→ **DIRECTION**: Retype the material word for word.

→ **RECORDS FOR THIS EXERCISE**:
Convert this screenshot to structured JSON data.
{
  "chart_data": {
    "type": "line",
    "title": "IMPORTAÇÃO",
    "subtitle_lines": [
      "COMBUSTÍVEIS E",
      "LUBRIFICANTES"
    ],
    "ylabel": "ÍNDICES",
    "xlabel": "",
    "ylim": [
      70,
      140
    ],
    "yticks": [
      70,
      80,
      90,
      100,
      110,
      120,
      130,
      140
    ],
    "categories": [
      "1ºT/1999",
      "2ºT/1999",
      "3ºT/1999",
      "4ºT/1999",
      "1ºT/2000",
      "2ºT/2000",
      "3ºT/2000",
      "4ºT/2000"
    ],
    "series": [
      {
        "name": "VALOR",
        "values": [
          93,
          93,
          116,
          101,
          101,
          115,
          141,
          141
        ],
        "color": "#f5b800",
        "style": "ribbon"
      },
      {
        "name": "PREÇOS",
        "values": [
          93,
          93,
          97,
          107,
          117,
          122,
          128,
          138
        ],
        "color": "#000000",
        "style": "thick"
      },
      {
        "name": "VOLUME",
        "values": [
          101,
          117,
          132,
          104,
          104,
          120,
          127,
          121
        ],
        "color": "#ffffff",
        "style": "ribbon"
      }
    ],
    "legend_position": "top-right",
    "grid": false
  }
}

→ **SOLVED EXERCISE**:
Convert this screenshot to structured JSON data.
{
  "chart_data": {
    "type": "line",
    "title": "IMPORTAÇÃO",
    "subtitle_lines": [
      "COMBUSTÍVEIS E",
      "LUBRIFICANTES"
    ],
    "ylabel": "ÍNDICES",
    "xlabel": "",
    "ylim": [
      70,
      140
    ],
    "yticks": [
      70,
      80,
      90,
      100,
      110,
      120,
      130,
      140
    ],
    "categories": [
      "1ºT/1999",
      "2ºT/1999",
      "3ºT/1999",
      "4ºT/1999",
      "1ºT/2000",
      "2ºT/2000",
      "3ºT/2000",
      "4ºT/2000"
    ],
    "series": [
      {
        "name": "VALOR",
        "values": [
          93,
          93,
          116,
          101,
          101,
          115,
          141,
          141
        ],
        "color": "#f5b800",
        "style": "ribbon"
      },
      {
        "name": "PREÇOS",
        "values": [
          93,
          93,
          97,
          107,
          117,
          122,
          128,
          138
        ],
        "color": "#000000",
        "style": "thick"
      },
      {
        "name": "VOLUME",
        "values": [
          101,
          117,
          132,
          104,
          104,
          120,
          127,
          121
        ],
        "color": "#ffffff",
        "style": "ribbon"
      }
    ],
    "legend_position": "top-right",
    "grid": false
  }
}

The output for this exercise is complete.